» **GIVEN TASK**:
Leave every picture out and write out the records below exactly.

» **RECORD EXCERPTS**:
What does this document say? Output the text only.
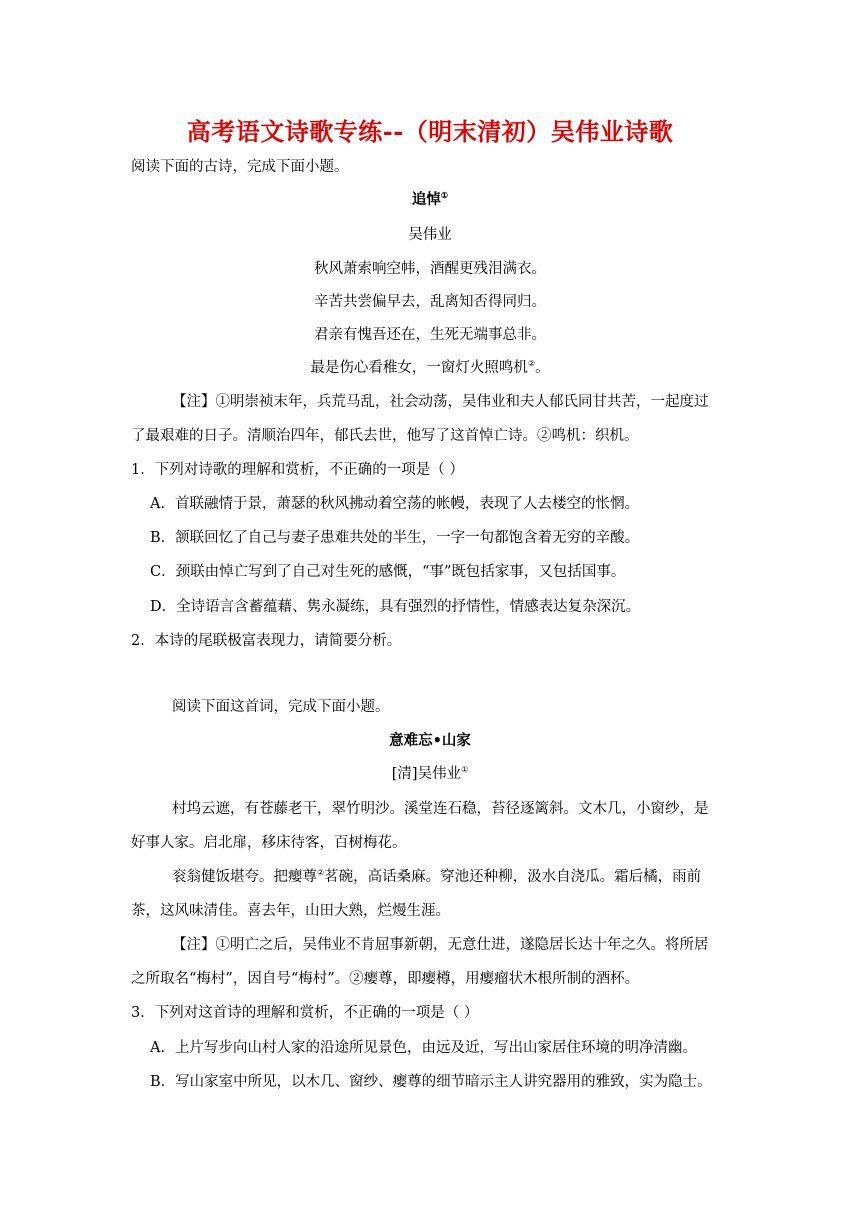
高考语文诗歌专练--（明末清初）吴伟业诗歌
阅读下面的古诗，完成下面小题。
追悼①
吴伟业
秋风萧索响空帏，酒醒更残泪满衣。
辛苦共尝偏早去，乱离知否得同归。
君亲有愧吾还在，生死无端事总非。
最是伤心看稚女，一窗灯火照鸣机②。
【注】①明崇祯末年，兵荒马乱，社会动荡，吴伟业和夫人郁氏同甘共苦，一起度过
了最艰难的日子。清顺治四年，郁氏去世，他写了这首悼亡诗。②鸣机：织机。
1．下列对诗歌的理解和赏析，不正确的一项是（ ）
A．首联融情于景，萧瑟的秋风拂动着空荡的帐幔，表现了人去楼空的怅惘。
B．颔联回忆了自己与妻子患难共处的半生，一字一句都饱含着无穷的辛酸。
C．颈联由悼亡写到了自己对生死的感慨，“事”既包括家事，又包括国事。
D．全诗语言含蓄蕴藉、隽永凝练，具有强烈的抒情性，情感表达复杂深沉。
2．本诗的尾联极富表现力，请简要分析。
阅读下面这首词，完成下面小题。
意难忘•山家
[清]吴伟业①
村坞云遮，有苍藤老干，翠竹明沙。溪堂连石稳，苔径逐篱斜。文木几，小窗纱，是
好事人家。启北扉，移床待客，百树梅花。
衮翁健饭堪夸。把瘿尊②茗碗，高话桑麻。穿池还种柳，汲水自浇瓜。霜后橘，雨前
茶，这风味清佳。喜去年，山田大熟，烂熳生涯。
【注】①明亡之后，吴伟业不肯屈事新朝，无意仕进，遂隐居长达十年之久。将所居
之所取名“梅村”，因自号“梅村”。②瘿尊，即瘿樽，用瘿瘤状木根所制的酒杯。
3．下列对这首诗的理解和赏析，不正确的一项是（ ）
A．上片写步向山村人家的沿途所见景色，由远及近，写出山家居住环境的明净清幽。
B．写山家室中所见，以木几、窗纱、瘿尊的细节暗示主人讲究器用的雅致，实为隐士。
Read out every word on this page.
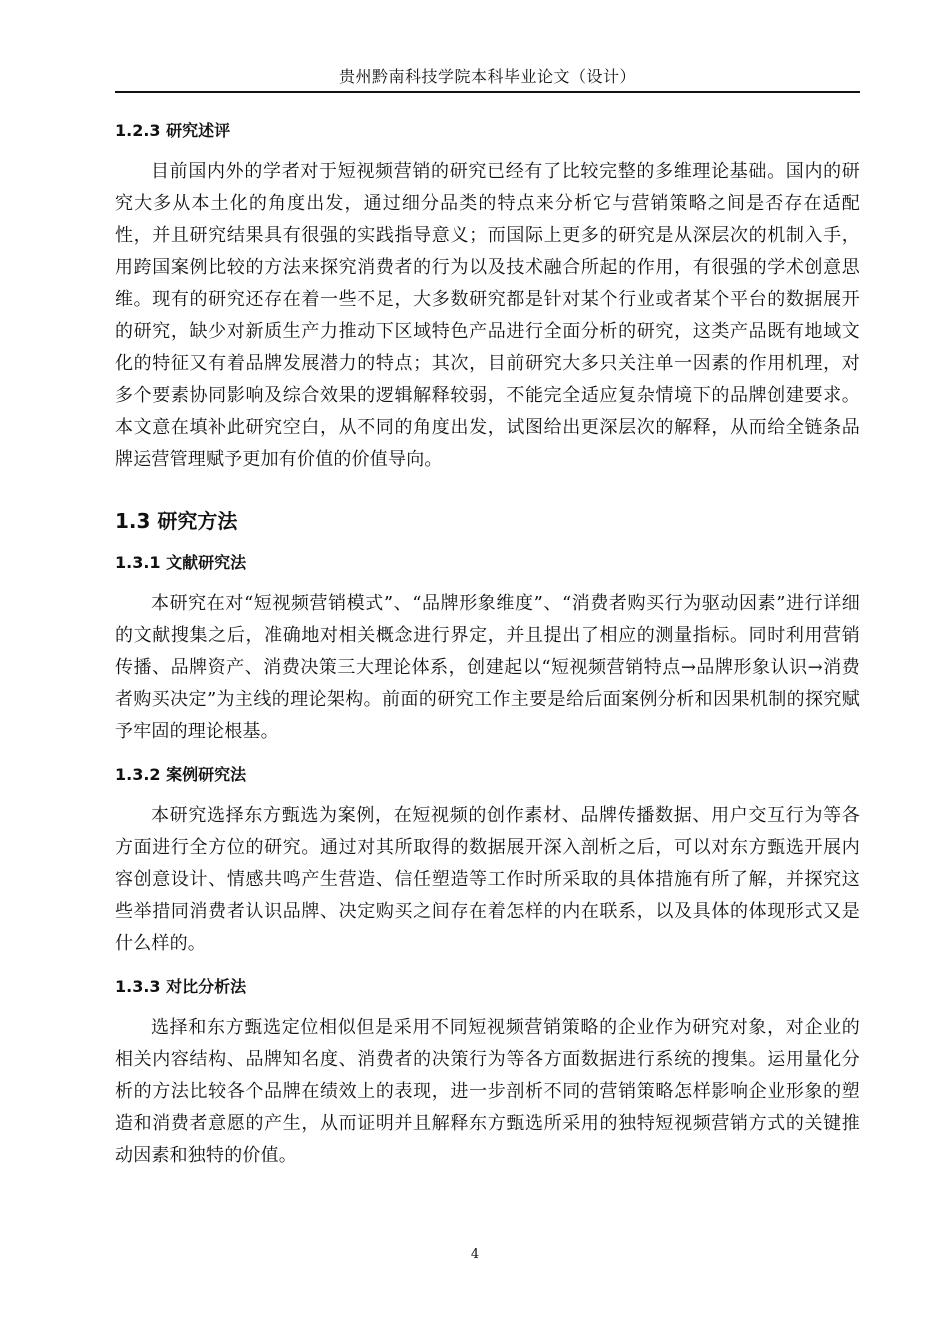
贵州黔南科技学院本科毕业论文（设计）
1.2.3 研究述评

目前国内外的学者对于短视频营销的研究已经有了比较完整的多维理论基础。国内的研究大多从本土化的角度出发，通过细分品类的特点来分析它与营销策略之间是否存在适配性，并且研究结果具有很强的实践指导意义；而国际上更多的研究是从深层次的机制入手，用跨国案例比较的方法来探究消费者的行为以及技术融合所起的作用，有很强的学术创意思维。现有的研究还存在着一些不足，大多数研究都是针对某个行业或者某个平台的数据展开的研究，缺少对新质生产力推动下区域特色产品进行全面分析的研究，这类产品既有地域文化的特征又有着品牌发展潜力的特点；其次，目前研究大多只关注单一因素的作用机理，对多个要素协同影响及综合效果的逻辑解释较弱，不能完全适应复杂情境下的品牌创建要求。本文意在填补此研究空白，从不同的角度出发，试图给出更深层次的解释，从而给全链条品牌运营管理赋予更加有价值的价值导向。

1.3 研究方法
1.3.1 文献研究法

本研究在对“短视频营销模式”、“品牌形象维度”、“消费者购买行为驱动因素”进行详细的文献搜集之后，准确地对相关概念进行界定，并且提出了相应的测量指标。同时利用营销传播、品牌资产、消费决策三大理论体系，创建起以“短视频营销特点→品牌形象认识→消费者购买决定”为主线的理论架构。前面的研究工作主要是给后面案例分析和因果机制的探究赋予牢固的理论根基。

1.3.2 案例研究法

本研究选择东方甄选为案例，在短视频的创作素材、品牌传播数据、用户交互行为等各方面进行全方位的研究。通过对其所取得的数据展开深入剖析之后，可以对东方甄选开展内容创意设计、情感共鸣产生营造、信任塑造等工作时所采取的具体措施有所了解，并探究这些举措同消费者认识品牌、决定购买之间存在着怎样的内在联系，以及具体的体现形式又是什么样的。

1.3.3 对比分析法

选择和东方甄选定位相似但是采用不同短视频营销策略的企业作为研究对象，对企业的相关内容结构、品牌知名度、消费者的决策行为等各方面数据进行系统的搜集。运用量化分析的方法比较各个品牌在绩效上的表现，进一步剖析不同的营销策略怎样影响企业形象的塑造和消费者意愿的产生，从而证明并且解释东方甄选所采用的独特短视频营销方式的关键推动因素和独特的价值。

4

» **SOLUTION**:
What does this document say? Output the text only.
高考语文诗歌专练--（明末清初）吴伟业诗歌
阅读下面的古诗，完成下面小题。
追悼①
吴伟业
秋风萧索响空帏，酒醒更残泪满衣。
辛苦共尝偏早去，乱离知否得同归。
君亲有愧吾还在，生死无端事总非。
最是伤心看稚女，一窗灯火照鸣机②。
【注】①明崇祯末年，兵荒马乱，社会动荡，吴伟业和夫人郁氏同甘共苦，一起度过
了最艰难的日子。清顺治四年，郁氏去世，他写了这首悼亡诗。②鸣机：织机。
1．下列对诗歌的理解和赏析，不正确的一项是（ ）
A．首联融情于景，萧瑟的秋风拂动着空荡的帐幔，表现了人去楼空的怅惘。
B．颔联回忆了自己与妻子患难共处的半生，一字一句都饱含着无穷的辛酸。
C．颈联由悼亡写到了自己对生死的感慨，“事”既包括家事，又包括国事。
D．全诗语言含蓄蕴藉、隽永凝练，具有强烈的抒情性，情感表达复杂深沉。
2．本诗的尾联极富表现力，请简要分析。
阅读下面这首词，完成下面小题。
意难忘•山家
[清]吴伟业①
村坞云遮，有苍藤老干，翠竹明沙。溪堂连石稳，苔径逐篱斜。文木几，小窗纱，是
好事人家。启北扉，移床待客，百树梅花。
衮翁健饭堪夸。把瘿尊②茗碗，高话桑麻。穿池还种柳，汲水自浇瓜。霜后橘，雨前
茶，这风味清佳。喜去年，山田大熟，烂熳生涯。
【注】①明亡之后，吴伟业不肯屈事新朝，无意仕进，遂隐居长达十年之久。将所居
之所取名“梅村”，因自号“梅村”。②瘿尊，即瘿樽，用瘿瘤状木根所制的酒杯。
3．下列对这首诗的理解和赏析，不正确的一项是（ ）
A．上片写步向山村人家的沿途所见景色，由远及近，写出山家居住环境的明净清幽。
B．写山家室中所见，以木几、窗纱、瘿尊的细节暗示主人讲究器用的雅致，实为隐士。
Read out every word on this page.
贵州黔南科技学院本科毕业论文（设计）
1.2.3 研究述评

目前国内外的学者对于短视频营销的研究已经有了比较完整的多维理论基础。国内的研究大多从本土化的角度出发，通过细分品类的特点来分析它与营销策略之间是否存在适配性，并且研究结果具有很强的实践指导意义；而国际上更多的研究是从深层次的机制入手，用跨国案例比较的方法来探究消费者的行为以及技术融合所起的作用，有很强的学术创意思维。现有的研究还存在着一些不足，大多数研究都是针对某个行业或者某个平台的数据展开的研究，缺少对新质生产力推动下区域特色产品进行全面分析的研究，这类产品既有地域文化的特征又有着品牌发展潜力的特点；其次，目前研究大多只关注单一因素的作用机理，对多个要素协同影响及综合效果的逻辑解释较弱，不能完全适应复杂情境下的品牌创建要求。本文意在填补此研究空白，从不同的角度出发，试图给出更深层次的解释，从而给全链条品牌运营管理赋予更加有价值的价值导向。

1.3 研究方法
1.3.1 文献研究法

本研究在对“短视频营销模式”、“品牌形象维度”、“消费者购买行为驱动因素”进行详细的文献搜集之后，准确地对相关概念进行界定，并且提出了相应的测量指标。同时利用营销传播、品牌资产、消费决策三大理论体系，创建起以“短视频营销特点→品牌形象认识→消费者购买决定”为主线的理论架构。前面的研究工作主要是给后面案例分析和因果机制的探究赋予牢固的理论根基。

1.3.2 案例研究法

本研究选择东方甄选为案例，在短视频的创作素材、品牌传播数据、用户交互行为等各方面进行全方位的研究。通过对其所取得的数据展开深入剖析之后，可以对东方甄选开展内容创意设计、情感共鸣产生营造、信任塑造等工作时所采取的具体措施有所了解，并探究这些举措同消费者认识品牌、决定购买之间存在着怎样的内在联系，以及具体的体现形式又是什么样的。

1.3.3 对比分析法

选择和东方甄选定位相似但是采用不同短视频营销策略的企业作为研究对象，对企业的相关内容结构、品牌知名度、消费者的决策行为等各方面数据进行系统的搜集。运用量化分析的方法比较各个品牌在绩效上的表现，进一步剖析不同的营销策略怎样影响企业形象的塑造和消费者意愿的产生，从而证明并且解释东方甄选所采用的独特短视频营销方式的关键推动因素和独特的价值。

4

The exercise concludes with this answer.